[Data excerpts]
◆ ◆ ◆ ◆ ◆ ◆ ◆

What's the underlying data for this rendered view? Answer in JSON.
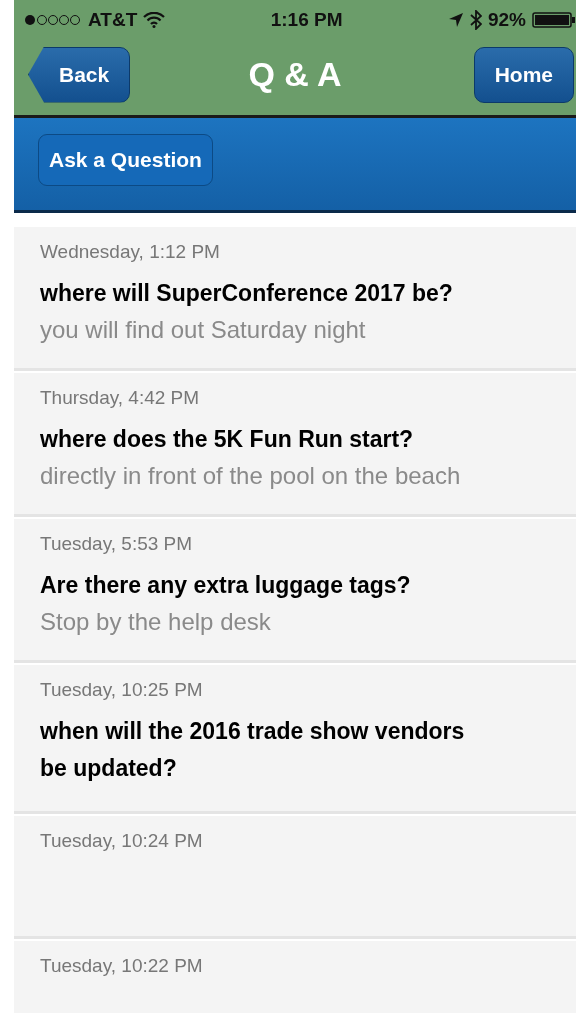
{
  "status_bar": {
    "carrier": "AT&T",
    "time": "1:16 PM",
    "battery": "92%"
  },
  "nav": {
    "back": "Back",
    "title": "Q & A",
    "home": "Home"
  },
  "toolbar": {
    "ask_button": "Ask a Question"
  },
  "questions": [
    {
      "date": "Wednesday, 1:12 PM",
      "question": "where will SuperConference 2017 be?",
      "answer": "you will find out Saturday night"
    },
    {
      "date": "Thursday, 4:42 PM",
      "question": "where does the 5K Fun Run start?",
      "answer": "directly in front of the pool on the beach"
    },
    {
      "date": "Tuesday, 5:53 PM",
      "question": "Are there any extra luggage tags?",
      "answer": "Stop by the help desk"
    },
    {
      "date": "Tuesday, 10:25 PM",
      "question": "when will the 2016 trade show vendors be updated?"
    },
    {
      "date": "Tuesday, 10:24 PM"
    },
    {
      "date": "Tuesday, 10:22 PM"
    }
  ]
}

◆ ◆ ◆ ◆ ◆ ◆ ◆

EXERCISE OBJECTIVE:
Identify and list each line with the word "Tuesday".

OUTPUT FOR THIS TASK:
      "date": "Tuesday, 5:53 PM",
      "date": "Tuesday, 10:25 PM",
      "date": "Tuesday, 10:24 PM"
      "date": "Tuesday, 10:22 PM"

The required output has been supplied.